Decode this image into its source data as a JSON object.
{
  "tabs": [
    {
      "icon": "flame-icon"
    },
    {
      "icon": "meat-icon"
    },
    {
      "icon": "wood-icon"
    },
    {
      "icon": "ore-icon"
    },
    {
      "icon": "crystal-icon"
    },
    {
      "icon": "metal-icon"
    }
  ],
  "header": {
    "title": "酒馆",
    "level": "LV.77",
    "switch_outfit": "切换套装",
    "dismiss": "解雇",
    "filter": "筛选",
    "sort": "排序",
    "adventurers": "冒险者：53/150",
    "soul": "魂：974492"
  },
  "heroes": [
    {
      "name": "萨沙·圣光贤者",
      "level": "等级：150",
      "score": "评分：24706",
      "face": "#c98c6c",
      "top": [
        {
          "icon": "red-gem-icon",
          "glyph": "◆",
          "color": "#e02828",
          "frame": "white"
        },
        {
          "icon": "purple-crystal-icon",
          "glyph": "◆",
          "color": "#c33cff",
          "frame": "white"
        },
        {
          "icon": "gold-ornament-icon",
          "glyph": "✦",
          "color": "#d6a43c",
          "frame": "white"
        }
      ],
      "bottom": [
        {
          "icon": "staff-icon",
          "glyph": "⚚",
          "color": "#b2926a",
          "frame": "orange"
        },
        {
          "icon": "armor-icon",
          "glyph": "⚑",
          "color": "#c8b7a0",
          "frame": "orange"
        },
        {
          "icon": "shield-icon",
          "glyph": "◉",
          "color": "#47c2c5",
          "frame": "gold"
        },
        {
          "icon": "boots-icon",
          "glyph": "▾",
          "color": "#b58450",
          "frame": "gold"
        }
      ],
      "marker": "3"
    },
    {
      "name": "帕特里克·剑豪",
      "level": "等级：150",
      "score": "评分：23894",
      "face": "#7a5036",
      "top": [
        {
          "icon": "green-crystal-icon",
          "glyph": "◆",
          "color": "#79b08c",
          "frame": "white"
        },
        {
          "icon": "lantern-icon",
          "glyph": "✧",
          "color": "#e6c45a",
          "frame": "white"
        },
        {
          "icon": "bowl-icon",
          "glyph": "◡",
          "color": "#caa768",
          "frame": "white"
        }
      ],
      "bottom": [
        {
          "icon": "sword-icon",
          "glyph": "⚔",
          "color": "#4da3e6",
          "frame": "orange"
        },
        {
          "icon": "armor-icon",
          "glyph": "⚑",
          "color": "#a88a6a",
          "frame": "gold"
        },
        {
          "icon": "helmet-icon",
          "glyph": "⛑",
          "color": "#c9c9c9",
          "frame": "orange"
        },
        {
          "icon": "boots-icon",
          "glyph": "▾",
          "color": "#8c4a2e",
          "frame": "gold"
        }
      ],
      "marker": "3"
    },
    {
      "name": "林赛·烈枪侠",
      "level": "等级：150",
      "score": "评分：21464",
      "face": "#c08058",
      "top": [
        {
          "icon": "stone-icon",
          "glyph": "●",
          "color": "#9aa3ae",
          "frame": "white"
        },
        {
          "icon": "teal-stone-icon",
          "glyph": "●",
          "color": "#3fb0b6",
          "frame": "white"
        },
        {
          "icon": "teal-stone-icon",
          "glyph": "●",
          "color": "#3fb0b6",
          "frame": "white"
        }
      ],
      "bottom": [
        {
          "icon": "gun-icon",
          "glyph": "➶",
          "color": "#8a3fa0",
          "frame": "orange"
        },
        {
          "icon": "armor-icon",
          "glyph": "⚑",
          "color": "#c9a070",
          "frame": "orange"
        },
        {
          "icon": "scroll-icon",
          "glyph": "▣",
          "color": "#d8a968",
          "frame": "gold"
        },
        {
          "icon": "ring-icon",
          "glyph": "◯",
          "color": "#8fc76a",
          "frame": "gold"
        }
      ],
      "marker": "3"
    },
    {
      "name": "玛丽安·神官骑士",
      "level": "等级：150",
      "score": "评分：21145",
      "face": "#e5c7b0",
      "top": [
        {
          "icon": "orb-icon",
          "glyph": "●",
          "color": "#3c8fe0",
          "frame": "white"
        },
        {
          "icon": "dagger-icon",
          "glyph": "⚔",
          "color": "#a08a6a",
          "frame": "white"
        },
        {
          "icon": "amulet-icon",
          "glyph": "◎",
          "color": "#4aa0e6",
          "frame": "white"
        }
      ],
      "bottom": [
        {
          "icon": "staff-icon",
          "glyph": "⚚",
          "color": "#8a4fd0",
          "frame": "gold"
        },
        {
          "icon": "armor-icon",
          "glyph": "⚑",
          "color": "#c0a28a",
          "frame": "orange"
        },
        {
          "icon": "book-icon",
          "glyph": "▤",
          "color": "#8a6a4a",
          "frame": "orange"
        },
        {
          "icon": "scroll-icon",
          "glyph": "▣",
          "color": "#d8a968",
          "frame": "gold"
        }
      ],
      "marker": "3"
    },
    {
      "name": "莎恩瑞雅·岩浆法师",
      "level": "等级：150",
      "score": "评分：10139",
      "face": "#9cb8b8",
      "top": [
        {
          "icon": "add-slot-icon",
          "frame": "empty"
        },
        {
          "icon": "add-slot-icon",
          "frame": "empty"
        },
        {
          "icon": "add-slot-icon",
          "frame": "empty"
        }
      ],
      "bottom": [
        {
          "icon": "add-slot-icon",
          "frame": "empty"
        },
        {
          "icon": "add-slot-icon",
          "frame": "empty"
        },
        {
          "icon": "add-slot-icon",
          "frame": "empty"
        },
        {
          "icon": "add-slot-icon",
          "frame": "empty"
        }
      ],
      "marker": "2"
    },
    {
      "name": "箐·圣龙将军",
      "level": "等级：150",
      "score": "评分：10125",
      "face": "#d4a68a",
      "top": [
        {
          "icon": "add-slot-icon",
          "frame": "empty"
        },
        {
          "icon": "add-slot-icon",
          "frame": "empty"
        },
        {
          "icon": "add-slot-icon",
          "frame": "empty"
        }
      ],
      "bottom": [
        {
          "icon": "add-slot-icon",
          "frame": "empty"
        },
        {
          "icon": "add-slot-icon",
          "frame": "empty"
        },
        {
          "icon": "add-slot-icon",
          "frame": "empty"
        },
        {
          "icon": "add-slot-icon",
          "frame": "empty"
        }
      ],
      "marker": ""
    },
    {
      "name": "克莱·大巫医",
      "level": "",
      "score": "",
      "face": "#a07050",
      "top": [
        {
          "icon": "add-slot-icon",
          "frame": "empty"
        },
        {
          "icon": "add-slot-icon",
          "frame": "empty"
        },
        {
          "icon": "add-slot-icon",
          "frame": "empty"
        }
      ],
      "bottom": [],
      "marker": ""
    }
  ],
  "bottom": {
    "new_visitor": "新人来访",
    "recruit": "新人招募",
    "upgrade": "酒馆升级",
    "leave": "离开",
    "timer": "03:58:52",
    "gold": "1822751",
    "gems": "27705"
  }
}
|---|
TASK OBJECTIVE:
State the number of lines in the records that include "face", and write nothing else.

RESULT FOR THIS TASK:
7